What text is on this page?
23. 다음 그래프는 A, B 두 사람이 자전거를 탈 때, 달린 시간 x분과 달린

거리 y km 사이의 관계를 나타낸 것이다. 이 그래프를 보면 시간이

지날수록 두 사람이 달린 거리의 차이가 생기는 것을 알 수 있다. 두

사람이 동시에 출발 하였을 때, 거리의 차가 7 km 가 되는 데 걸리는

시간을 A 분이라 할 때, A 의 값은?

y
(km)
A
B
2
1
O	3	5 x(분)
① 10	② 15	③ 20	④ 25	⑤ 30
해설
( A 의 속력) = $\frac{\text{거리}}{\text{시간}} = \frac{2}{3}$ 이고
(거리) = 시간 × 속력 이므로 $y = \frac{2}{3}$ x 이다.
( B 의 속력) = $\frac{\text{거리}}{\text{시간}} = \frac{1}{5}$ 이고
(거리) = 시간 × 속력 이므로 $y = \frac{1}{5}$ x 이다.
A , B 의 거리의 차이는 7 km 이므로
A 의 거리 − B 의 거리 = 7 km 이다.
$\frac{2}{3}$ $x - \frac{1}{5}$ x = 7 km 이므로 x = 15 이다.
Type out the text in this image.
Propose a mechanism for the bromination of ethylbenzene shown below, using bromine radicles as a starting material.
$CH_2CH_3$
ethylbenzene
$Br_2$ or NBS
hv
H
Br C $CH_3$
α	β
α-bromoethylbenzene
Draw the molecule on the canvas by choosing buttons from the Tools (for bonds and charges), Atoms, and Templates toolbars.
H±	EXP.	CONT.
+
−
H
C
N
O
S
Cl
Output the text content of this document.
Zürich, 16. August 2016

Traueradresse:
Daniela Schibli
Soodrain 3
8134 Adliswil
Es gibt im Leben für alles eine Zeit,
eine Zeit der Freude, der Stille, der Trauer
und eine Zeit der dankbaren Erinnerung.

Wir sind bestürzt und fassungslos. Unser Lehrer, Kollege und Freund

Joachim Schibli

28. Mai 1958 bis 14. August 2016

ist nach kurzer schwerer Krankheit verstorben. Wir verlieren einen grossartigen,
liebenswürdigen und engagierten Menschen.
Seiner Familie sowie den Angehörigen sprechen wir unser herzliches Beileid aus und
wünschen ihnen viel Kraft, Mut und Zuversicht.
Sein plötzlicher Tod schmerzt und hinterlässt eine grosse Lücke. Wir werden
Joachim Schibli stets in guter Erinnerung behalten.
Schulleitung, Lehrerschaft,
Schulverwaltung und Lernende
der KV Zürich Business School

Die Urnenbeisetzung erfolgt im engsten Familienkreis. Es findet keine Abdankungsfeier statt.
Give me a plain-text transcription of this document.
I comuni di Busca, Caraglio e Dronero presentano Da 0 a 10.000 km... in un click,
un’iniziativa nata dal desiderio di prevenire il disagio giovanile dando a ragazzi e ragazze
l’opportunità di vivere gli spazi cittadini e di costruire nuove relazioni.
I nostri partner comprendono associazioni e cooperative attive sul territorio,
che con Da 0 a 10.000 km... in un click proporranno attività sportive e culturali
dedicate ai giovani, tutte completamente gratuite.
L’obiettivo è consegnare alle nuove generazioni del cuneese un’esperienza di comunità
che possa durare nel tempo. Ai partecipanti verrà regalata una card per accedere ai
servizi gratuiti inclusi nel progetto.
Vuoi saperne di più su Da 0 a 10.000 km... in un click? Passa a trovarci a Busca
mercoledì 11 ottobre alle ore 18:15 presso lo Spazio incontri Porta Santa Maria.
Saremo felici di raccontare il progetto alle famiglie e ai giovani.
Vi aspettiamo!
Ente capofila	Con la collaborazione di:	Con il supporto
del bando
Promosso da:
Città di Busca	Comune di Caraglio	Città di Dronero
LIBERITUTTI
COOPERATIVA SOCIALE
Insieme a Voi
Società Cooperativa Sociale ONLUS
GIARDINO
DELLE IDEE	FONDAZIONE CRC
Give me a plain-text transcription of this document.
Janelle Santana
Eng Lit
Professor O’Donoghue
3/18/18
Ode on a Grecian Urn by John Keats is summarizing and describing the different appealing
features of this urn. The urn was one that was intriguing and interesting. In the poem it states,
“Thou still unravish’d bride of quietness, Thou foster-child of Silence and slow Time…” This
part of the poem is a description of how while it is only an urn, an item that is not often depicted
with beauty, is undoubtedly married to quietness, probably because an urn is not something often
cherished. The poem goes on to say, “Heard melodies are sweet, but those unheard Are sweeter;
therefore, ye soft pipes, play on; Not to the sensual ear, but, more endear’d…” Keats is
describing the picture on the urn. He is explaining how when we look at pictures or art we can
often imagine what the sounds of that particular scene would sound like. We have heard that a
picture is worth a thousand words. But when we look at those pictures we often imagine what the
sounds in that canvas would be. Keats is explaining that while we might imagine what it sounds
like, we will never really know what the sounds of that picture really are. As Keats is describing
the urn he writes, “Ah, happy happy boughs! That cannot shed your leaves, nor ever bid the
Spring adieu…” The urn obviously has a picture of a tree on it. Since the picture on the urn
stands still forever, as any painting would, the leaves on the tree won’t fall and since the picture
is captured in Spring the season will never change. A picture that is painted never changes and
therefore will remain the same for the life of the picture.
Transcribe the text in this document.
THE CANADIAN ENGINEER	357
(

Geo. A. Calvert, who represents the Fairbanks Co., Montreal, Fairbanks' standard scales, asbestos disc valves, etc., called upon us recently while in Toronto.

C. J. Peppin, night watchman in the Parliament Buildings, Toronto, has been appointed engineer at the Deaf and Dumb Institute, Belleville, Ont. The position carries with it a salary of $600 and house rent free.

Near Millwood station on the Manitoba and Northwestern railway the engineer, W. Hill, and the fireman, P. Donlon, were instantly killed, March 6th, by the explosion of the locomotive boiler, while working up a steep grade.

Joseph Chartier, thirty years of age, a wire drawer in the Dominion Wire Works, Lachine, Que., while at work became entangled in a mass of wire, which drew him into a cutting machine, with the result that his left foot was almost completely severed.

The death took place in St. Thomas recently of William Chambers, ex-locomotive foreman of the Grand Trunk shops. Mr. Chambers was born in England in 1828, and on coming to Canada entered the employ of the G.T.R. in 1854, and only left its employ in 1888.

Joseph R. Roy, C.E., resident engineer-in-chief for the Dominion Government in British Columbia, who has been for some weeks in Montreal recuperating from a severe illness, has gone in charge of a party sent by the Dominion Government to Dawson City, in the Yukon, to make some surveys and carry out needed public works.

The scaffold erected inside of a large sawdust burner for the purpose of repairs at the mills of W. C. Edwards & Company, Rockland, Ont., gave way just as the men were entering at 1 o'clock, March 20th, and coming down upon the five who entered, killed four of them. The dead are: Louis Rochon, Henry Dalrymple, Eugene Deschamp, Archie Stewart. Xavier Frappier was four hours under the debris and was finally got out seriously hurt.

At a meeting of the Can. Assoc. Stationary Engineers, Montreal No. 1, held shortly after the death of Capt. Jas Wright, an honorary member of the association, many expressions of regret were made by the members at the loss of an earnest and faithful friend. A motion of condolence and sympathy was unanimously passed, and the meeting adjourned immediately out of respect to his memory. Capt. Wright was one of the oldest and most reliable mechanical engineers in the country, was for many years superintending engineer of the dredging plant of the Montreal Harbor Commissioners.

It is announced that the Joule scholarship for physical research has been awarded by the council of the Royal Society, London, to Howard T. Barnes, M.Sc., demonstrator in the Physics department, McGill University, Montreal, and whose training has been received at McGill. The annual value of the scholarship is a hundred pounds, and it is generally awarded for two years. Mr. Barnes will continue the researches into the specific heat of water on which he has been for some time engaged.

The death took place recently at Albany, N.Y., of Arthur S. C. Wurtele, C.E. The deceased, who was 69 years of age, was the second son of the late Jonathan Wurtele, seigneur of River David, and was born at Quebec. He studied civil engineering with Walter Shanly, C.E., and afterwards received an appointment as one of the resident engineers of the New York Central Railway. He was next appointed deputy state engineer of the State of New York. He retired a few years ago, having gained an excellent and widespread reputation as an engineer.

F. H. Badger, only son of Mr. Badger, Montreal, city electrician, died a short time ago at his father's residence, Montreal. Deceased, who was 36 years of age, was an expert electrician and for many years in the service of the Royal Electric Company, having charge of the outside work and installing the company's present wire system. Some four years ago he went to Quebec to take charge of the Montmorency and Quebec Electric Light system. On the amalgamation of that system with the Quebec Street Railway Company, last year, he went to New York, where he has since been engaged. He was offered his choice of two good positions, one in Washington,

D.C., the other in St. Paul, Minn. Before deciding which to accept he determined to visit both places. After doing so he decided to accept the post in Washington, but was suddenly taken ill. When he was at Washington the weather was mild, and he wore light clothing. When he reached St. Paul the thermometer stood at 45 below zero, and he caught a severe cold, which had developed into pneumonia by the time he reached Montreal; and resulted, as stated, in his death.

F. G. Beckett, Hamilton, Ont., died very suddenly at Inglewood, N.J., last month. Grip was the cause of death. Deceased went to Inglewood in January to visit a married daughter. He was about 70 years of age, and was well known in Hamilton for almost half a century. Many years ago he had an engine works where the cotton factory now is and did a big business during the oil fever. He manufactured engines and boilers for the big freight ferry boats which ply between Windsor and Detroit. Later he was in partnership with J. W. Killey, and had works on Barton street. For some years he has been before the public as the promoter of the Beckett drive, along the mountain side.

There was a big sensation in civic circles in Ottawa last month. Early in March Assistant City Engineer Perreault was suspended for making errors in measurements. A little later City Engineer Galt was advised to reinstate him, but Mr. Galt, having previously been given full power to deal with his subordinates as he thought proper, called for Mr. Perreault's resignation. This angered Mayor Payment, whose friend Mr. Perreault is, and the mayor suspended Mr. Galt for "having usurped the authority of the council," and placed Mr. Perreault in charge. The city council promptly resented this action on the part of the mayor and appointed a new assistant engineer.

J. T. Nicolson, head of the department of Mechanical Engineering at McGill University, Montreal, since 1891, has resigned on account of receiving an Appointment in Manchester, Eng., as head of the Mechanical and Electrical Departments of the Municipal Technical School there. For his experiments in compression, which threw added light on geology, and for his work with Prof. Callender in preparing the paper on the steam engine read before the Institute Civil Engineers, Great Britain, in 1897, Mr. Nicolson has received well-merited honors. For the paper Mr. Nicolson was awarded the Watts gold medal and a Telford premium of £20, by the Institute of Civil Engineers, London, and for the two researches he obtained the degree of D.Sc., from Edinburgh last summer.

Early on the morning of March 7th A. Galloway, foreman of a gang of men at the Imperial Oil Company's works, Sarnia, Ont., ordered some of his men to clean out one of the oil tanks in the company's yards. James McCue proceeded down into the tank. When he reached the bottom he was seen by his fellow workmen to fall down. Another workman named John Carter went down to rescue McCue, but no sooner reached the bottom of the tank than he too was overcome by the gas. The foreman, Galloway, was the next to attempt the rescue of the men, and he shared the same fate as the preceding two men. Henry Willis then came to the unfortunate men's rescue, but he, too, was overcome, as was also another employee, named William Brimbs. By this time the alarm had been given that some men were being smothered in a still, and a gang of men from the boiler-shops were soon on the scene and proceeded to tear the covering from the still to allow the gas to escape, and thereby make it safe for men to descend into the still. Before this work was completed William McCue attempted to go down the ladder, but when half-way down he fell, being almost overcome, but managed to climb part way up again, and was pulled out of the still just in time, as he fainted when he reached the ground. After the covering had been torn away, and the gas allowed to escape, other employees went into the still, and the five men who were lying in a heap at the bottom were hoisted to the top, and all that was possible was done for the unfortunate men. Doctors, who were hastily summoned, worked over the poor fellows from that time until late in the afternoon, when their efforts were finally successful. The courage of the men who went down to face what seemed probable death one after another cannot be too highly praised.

· · · · · · ·

The exercise: Check each line of the entries above for the word "recently". List the ones that have it.

Exercise solution:
Geo. A. Calvert, who represents the Fairbanks Co., Montreal, Fairbanks' standard scales, asbestos disc valves, etc., called upon us recently while in Toronto.
The death took place in St. Thomas recently of William Chambers, ex-locomotive foreman of the Grand Trunk shops. Mr. Chambers was born in England in 1828, and on coming to Canada entered the employ of the G.T.R. in 1854, and only left its employ in 1888.
The death took place recently at Albany, N.Y., of Arthur S. C. Wurtele, C.E. The deceased, who was 69 years of age, was the second son of the late Jonathan Wurtele, seigneur of River David, and was born at Quebec. He studied civil engineering with Walter Shanly, C.E., and afterwards received an appointment as one of the resident engineers of the New York Central Railway. He was next appointed deputy state engineer of the State of New York. He retired a few years ago, having gained an excellent and widespread reputation as an engineer.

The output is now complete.